Your copy of the material below should match it exactly, except that it holds no pictures.

• [DATASET EXTRACT]:
- - -
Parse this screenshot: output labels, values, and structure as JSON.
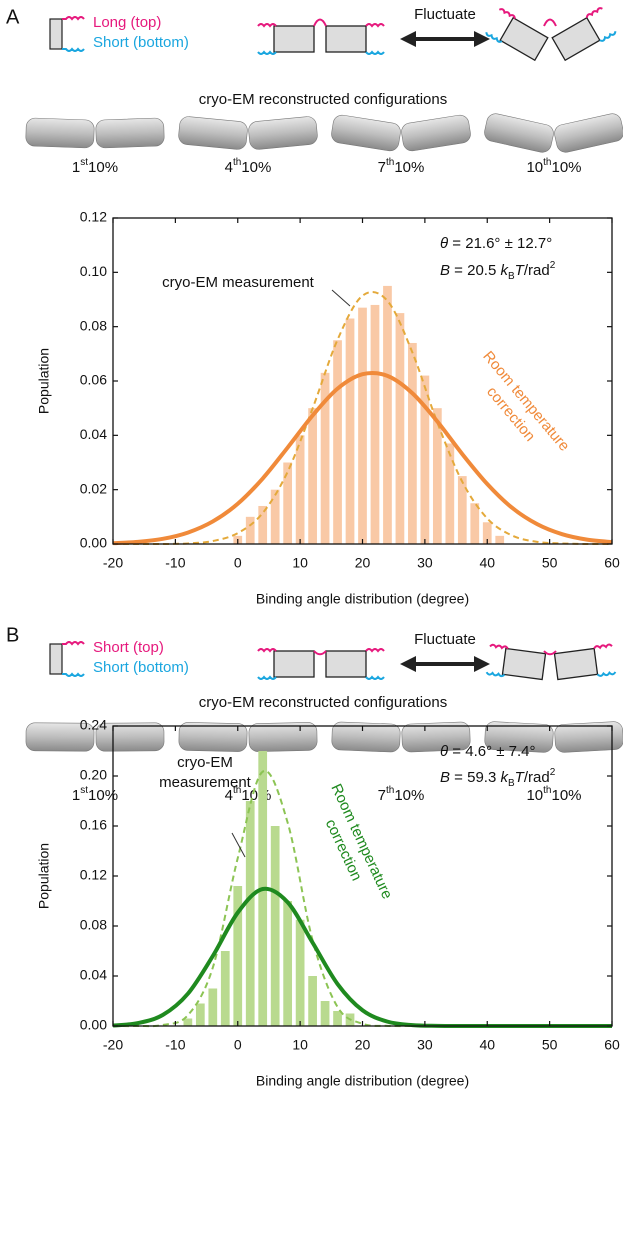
{
  "chart_data": [
    {
      "type": "histogram",
      "panel": "A",
      "schematic": {
        "top_label": "Long (top)",
        "bottom_label": "Short (bottom)",
        "arrow_label": "Fluctuate"
      },
      "configurations_title": "cryo-EM reconstructed configurations",
      "configurations": [
        {
          "n": "1",
          "sup": "st",
          "text": "10%"
        },
        {
          "n": "4",
          "sup": "th",
          "text": "10%"
        },
        {
          "n": "7",
          "sup": "th",
          "text": "10%"
        },
        {
          "n": "10",
          "sup": "th",
          "text": "10%"
        }
      ],
      "xlabel": "Binding angle distribution (degree)",
      "ylabel": "Population",
      "xlim": [
        -20,
        60
      ],
      "xticks": [
        -20,
        -10,
        0,
        10,
        20,
        30,
        40,
        50,
        60
      ],
      "ylim": [
        0,
        0.12
      ],
      "yticks": [
        {
          "value": 0,
          "label": "0.00"
        },
        {
          "value": 0.02,
          "label": "0.02"
        },
        {
          "value": 0.04,
          "label": "0.04"
        },
        {
          "value": 0.06,
          "label": "0.06"
        },
        {
          "value": 0.08,
          "label": "0.08"
        },
        {
          "value": 0.1,
          "label": "0.10"
        },
        {
          "value": 0.12,
          "label": "0.12"
        }
      ],
      "bar_color": "#f9c9a6",
      "bins": [
        -1,
        1,
        3,
        5,
        7,
        9,
        11,
        13,
        15,
        17,
        19,
        21,
        23,
        25,
        27,
        29,
        31,
        33,
        35,
        37,
        39,
        41,
        43
      ],
      "counts": [
        0.003,
        0.01,
        0.014,
        0.02,
        0.03,
        0.04,
        0.05,
        0.063,
        0.075,
        0.083,
        0.087,
        0.088,
        0.095,
        0.085,
        0.074,
        0.062,
        0.05,
        0.037,
        0.025,
        0.015,
        0.008,
        0.003
      ],
      "curve_x": [
        -20,
        -16,
        -12,
        -8,
        -4,
        0,
        4,
        8,
        12,
        16,
        20,
        24,
        28,
        32,
        36,
        40,
        44,
        48,
        52,
        56,
        60
      ],
      "curves": [
        {
          "label": [
            "cryo-EM measurement"
          ],
          "color": "#e4a93a",
          "dashed": true,
          "values": [
            0,
            0,
            0,
            0.0002,
            0.0011,
            0.004,
            0.0114,
            0.0266,
            0.0499,
            0.0752,
            0.0914,
            0.0895,
            0.0705,
            0.0447,
            0.0229,
            0.0094,
            0.0031,
            0.0008,
            0.0002,
            0,
            0
          ]
        },
        {
          "label": [
            "Room temperature",
            "correction"
          ],
          "color": "#f08a3a",
          "dashed": false,
          "values": [
            0.0003,
            0.0008,
            0.0019,
            0.0042,
            0.0083,
            0.0148,
            0.0241,
            0.0355,
            0.0473,
            0.0572,
            0.0625,
            0.0619,
            0.0555,
            0.0451,
            0.0331,
            0.0221,
            0.0133,
            0.0073,
            0.0036,
            0.0016,
            0.0007
          ]
        }
      ],
      "stats": [
        [
          {
            "text": "θ",
            "style": "italic"
          },
          {
            "text": " = 21.6° ± 12.7°"
          }
        ],
        [
          {
            "text": "B",
            "style": "italic"
          },
          {
            "text": " = 20.5 "
          },
          {
            "text": "k",
            "style": "italic"
          },
          {
            "text": "B",
            "style": "sub"
          },
          {
            "text": "T",
            "style": "italic"
          },
          {
            "text": "/rad"
          },
          {
            "text": "2",
            "style": "sup"
          }
        ]
      ]
    },
    {
      "type": "histogram",
      "panel": "B",
      "schematic": {
        "top_label": "Short (top)",
        "bottom_label": "Short (bottom)",
        "arrow_label": "Fluctuate"
      },
      "configurations_title": "cryo-EM reconstructed configurations",
      "configurations": [
        {
          "n": "1",
          "sup": "st",
          "text": "10%"
        },
        {
          "n": "4",
          "sup": "th",
          "text": "10%"
        },
        {
          "n": "7",
          "sup": "th",
          "text": "10%"
        },
        {
          "n": "10",
          "sup": "th",
          "text": "10%"
        }
      ],
      "xlabel": "Binding angle distribution (degree)",
      "ylabel": "Population",
      "xlim": [
        -20,
        60
      ],
      "xticks": [
        -20,
        -10,
        0,
        10,
        20,
        30,
        40,
        50,
        60
      ],
      "ylim": [
        0,
        0.24
      ],
      "yticks": [
        {
          "value": 0,
          "label": "0.00"
        },
        {
          "value": 0.04,
          "label": "0.04"
        },
        {
          "value": 0.08,
          "label": "0.08"
        },
        {
          "value": 0.12,
          "label": "0.12"
        },
        {
          "value": 0.16,
          "label": "0.16"
        },
        {
          "value": 0.2,
          "label": "0.20"
        },
        {
          "value": 0.24,
          "label": "0.24"
        }
      ],
      "bar_color": "#b9da8f",
      "bins": [
        -9,
        -7,
        -5,
        -3,
        -1,
        1,
        3,
        5,
        7,
        9,
        11,
        13,
        15,
        17,
        19
      ],
      "counts": [
        0.006,
        0.018,
        0.03,
        0.06,
        0.112,
        0.18,
        0.22,
        0.16,
        0.1,
        0.085,
        0.04,
        0.02,
        0.012,
        0.01
      ],
      "curve_x": [
        -20,
        -16,
        -12,
        -8,
        -4,
        0,
        4,
        8,
        12,
        16,
        20,
        24,
        28,
        32,
        36,
        40,
        44,
        48,
        52,
        56,
        60
      ],
      "curves": [
        {
          "label": [
            "cryo-EM",
            "measurement"
          ],
          "color": "#8cc454",
          "dashed": true,
          "values": [
            0,
            0,
            0.0008,
            0.0086,
            0.0467,
            0.1343,
            0.2035,
            0.1627,
            0.0686,
            0.0152,
            0.0018,
            0.0001,
            0,
            0,
            0,
            0,
            0,
            0,
            0,
            0,
            0
          ]
        },
        {
          "label": [
            "Room temperature",
            "correction"
          ],
          "color": "#1f8a1f",
          "dashed": false,
          "values": [
            0.0004,
            0.0023,
            0.0089,
            0.0258,
            0.056,
            0.0907,
            0.1096,
            0.099,
            0.0667,
            0.0336,
            0.0126,
            0.0035,
            0.0007,
            0.0001,
            0,
            0,
            0,
            0,
            0,
            0,
            0
          ]
        }
      ],
      "stats": [
        [
          {
            "text": "θ",
            "style": "italic"
          },
          {
            "text": " = 4.6° ± 7.4°"
          }
        ],
        [
          {
            "text": "B",
            "style": "italic"
          },
          {
            "text": " = 59.3 "
          },
          {
            "text": "k",
            "style": "italic"
          },
          {
            "text": "B",
            "style": "sub"
          },
          {
            "text": "T",
            "style": "italic"
          },
          {
            "text": "/rad"
          },
          {
            "text": "2",
            "style": "sup"
          }
        ]
      ]
    }
  ]
}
- - -
• [RESPONSE TO THE TASK]:
Parse this screenshot: output labels, values, and structure as JSON.
{
  "chart_data": [
    {
      "type": "histogram",
      "panel": "A",
      "schematic": {
        "top_label": "Long (top)",
        "bottom_label": "Short (bottom)",
        "arrow_label": "Fluctuate"
      },
      "configurations_title": "cryo-EM reconstructed configurations",
      "configurations": [
        {
          "n": "1",
          "sup": "st",
          "text": "10%"
        },
        {
          "n": "4",
          "sup": "th",
          "text": "10%"
        },
        {
          "n": "7",
          "sup": "th",
          "text": "10%"
        },
        {
          "n": "10",
          "sup": "th",
          "text": "10%"
        }
      ],
      "xlabel": "Binding angle distribution (degree)",
      "ylabel": "Population",
      "xlim": [
        -20,
        60
      ],
      "xticks": [
        -20,
        -10,
        0,
        10,
        20,
        30,
        40,
        50,
        60
      ],
      "ylim": [
        0,
        0.12
      ],
      "yticks": [
        {
          "value": 0,
          "label": "0.00"
        },
        {
          "value": 0.02,
          "label": "0.02"
        },
        {
          "value": 0.04,
          "label": "0.04"
        },
        {
          "value": 0.06,
          "label": "0.06"
        },
        {
          "value": 0.08,
          "label": "0.08"
        },
        {
          "value": 0.1,
          "label": "0.10"
        },
        {
          "value": 0.12,
          "label": "0.12"
        }
      ],
      "bar_color": "#f9c9a6",
      "bins": [
        -1,
        1,
        3,
        5,
        7,
        9,
        11,
        13,
        15,
        17,
        19,
        21,
        23,
        25,
        27,
        29,
        31,
        33,
        35,
        37,
        39,
        41,
        43
      ],
      "counts": [
        0.003,
        0.01,
        0.014,
        0.02,
        0.03,
        0.04,
        0.05,
        0.063,
        0.075,
        0.083,
        0.087,
        0.088,
        0.095,
        0.085,
        0.074,
        0.062,
        0.05,
        0.037,
        0.025,
        0.015,
        0.008,
        0.003
      ],
      "curve_x": [
        -20,
        -16,
        -12,
        -8,
        -4,
        0,
        4,
        8,
        12,
        16,
        20,
        24,
        28,
        32,
        36,
        40,
        44,
        48,
        52,
        56,
        60
      ],
      "curves": [
        {
          "label": [
            "cryo-EM measurement"
          ],
          "color": "#e4a93a",
          "dashed": true,
          "values": [
            0,
            0,
            0,
            0.0002,
            0.0011,
            0.004,
            0.0114,
            0.0266,
            0.0499,
            0.0752,
            0.0914,
            0.0895,
            0.0705,
            0.0447,
            0.0229,
            0.0094,
            0.0031,
            0.0008,
            0.0002,
            0,
            0
          ]
        },
        {
          "label": [
            "Room temperature",
            "correction"
          ],
          "color": "#f08a3a",
          "dashed": false,
          "values": [
            0.0003,
            0.0008,
            0.0019,
            0.0042,
            0.0083,
            0.0148,
            0.0241,
            0.0355,
            0.0473,
            0.0572,
            0.0625,
            0.0619,
            0.0555,
            0.0451,
            0.0331,
            0.0221,
            0.0133,
            0.0073,
            0.0036,
            0.0016,
            0.0007
          ]
        }
      ],
      "stats": [
        [
          {
            "text": "θ",
            "style": "italic"
          },
          {
            "text": " = 21.6° ± 12.7°"
          }
        ],
        [
          {
            "text": "B",
            "style": "italic"
          },
          {
            "text": " = 20.5 "
          },
          {
            "text": "k",
            "style": "italic"
          },
          {
            "text": "B",
            "style": "sub"
          },
          {
            "text": "T",
            "style": "italic"
          },
          {
            "text": "/rad"
          },
          {
            "text": "2",
            "style": "sup"
          }
        ]
      ]
    },
    {
      "type": "histogram",
      "panel": "B",
      "schematic": {
        "top_label": "Short (top)",
        "bottom_label": "Short (bottom)",
        "arrow_label": "Fluctuate"
      },
      "configurations_title": "cryo-EM reconstructed configurations",
      "configurations": [
        {
          "n": "1",
          "sup": "st",
          "text": "10%"
        },
        {
          "n": "4",
          "sup": "th",
          "text": "10%"
        },
        {
          "n": "7",
          "sup": "th",
          "text": "10%"
        },
        {
          "n": "10",
          "sup": "th",
          "text": "10%"
        }
      ],
      "xlabel": "Binding angle distribution (degree)",
      "ylabel": "Population",
      "xlim": [
        -20,
        60
      ],
      "xticks": [
        -20,
        -10,
        0,
        10,
        20,
        30,
        40,
        50,
        60
      ],
      "ylim": [
        0,
        0.24
      ],
      "yticks": [
        {
          "value": 0,
          "label": "0.00"
        },
        {
          "value": 0.04,
          "label": "0.04"
        },
        {
          "value": 0.08,
          "label": "0.08"
        },
        {
          "value": 0.12,
          "label": "0.12"
        },
        {
          "value": 0.16,
          "label": "0.16"
        },
        {
          "value": 0.2,
          "label": "0.20"
        },
        {
          "value": 0.24,
          "label": "0.24"
        }
      ],
      "bar_color": "#b9da8f",
      "bins": [
        -9,
        -7,
        -5,
        -3,
        -1,
        1,
        3,
        5,
        7,
        9,
        11,
        13,
        15,
        17,
        19
      ],
      "counts": [
        0.006,
        0.018,
        0.03,
        0.06,
        0.112,
        0.18,
        0.22,
        0.16,
        0.1,
        0.085,
        0.04,
        0.02,
        0.012,
        0.01
      ],
      "curve_x": [
        -20,
        -16,
        -12,
        -8,
        -4,
        0,
        4,
        8,
        12,
        16,
        20,
        24,
        28,
        32,
        36,
        40,
        44,
        48,
        52,
        56,
        60
      ],
      "curves": [
        {
          "label": [
            "cryo-EM",
            "measurement"
          ],
          "color": "#8cc454",
          "dashed": true,
          "values": [
            0,
            0,
            0.0008,
            0.0086,
            0.0467,
            0.1343,
            0.2035,
            0.1627,
            0.0686,
            0.0152,
            0.0018,
            0.0001,
            0,
            0,
            0,
            0,
            0,
            0,
            0,
            0,
            0
          ]
        },
        {
          "label": [
            "Room temperature",
            "correction"
          ],
          "color": "#1f8a1f",
          "dashed": false,
          "values": [
            0.0004,
            0.0023,
            0.0089,
            0.0258,
            0.056,
            0.0907,
            0.1096,
            0.099,
            0.0667,
            0.0336,
            0.0126,
            0.0035,
            0.0007,
            0.0001,
            0,
            0,
            0,
            0,
            0,
            0,
            0
          ]
        }
      ],
      "stats": [
        [
          {
            "text": "θ",
            "style": "italic"
          },
          {
            "text": " = 4.6° ± 7.4°"
          }
        ],
        [
          {
            "text": "B",
            "style": "italic"
          },
          {
            "text": " = 59.3 "
          },
          {
            "text": "k",
            "style": "italic"
          },
          {
            "text": "B",
            "style": "sub"
          },
          {
            "text": "T",
            "style": "italic"
          },
          {
            "text": "/rad"
          },
          {
            "text": "2",
            "style": "sup"
          }
        ]
      ]
    }
  ]
}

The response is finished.